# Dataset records

──────

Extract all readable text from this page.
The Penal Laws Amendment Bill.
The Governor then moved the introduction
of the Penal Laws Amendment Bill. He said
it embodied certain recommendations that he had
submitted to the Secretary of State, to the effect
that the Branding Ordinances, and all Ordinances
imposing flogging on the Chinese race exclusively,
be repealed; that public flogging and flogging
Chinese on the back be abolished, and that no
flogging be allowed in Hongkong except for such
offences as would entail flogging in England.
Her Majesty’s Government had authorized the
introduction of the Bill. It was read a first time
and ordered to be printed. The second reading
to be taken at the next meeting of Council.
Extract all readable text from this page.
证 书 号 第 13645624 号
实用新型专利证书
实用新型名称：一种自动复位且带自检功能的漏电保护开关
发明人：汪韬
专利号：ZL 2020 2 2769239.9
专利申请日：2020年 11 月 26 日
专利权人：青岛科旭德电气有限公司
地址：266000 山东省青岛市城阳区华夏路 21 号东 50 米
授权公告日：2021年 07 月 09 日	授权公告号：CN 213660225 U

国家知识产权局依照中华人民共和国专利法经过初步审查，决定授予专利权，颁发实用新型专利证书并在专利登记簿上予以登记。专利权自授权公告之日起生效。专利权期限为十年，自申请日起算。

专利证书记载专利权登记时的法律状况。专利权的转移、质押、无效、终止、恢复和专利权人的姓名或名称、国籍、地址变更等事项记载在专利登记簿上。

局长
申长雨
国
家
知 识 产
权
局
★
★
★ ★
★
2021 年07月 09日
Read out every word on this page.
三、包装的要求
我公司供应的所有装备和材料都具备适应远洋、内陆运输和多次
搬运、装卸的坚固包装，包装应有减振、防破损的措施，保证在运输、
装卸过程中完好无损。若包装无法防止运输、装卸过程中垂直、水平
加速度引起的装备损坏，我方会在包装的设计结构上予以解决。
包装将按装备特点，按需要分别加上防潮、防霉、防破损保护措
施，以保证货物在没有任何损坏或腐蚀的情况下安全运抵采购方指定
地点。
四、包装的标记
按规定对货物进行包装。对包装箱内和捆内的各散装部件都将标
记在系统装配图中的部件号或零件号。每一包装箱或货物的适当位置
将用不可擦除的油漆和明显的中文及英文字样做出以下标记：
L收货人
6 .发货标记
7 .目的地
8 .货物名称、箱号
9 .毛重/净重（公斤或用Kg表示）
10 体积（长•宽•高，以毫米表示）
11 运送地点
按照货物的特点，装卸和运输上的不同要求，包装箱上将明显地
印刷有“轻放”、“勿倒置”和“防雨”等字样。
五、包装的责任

──────

# PROBLEM TO SOLVE
Indicate how many lines of the material include the word "that"; the number alone is required.

# FINAL RESULT
4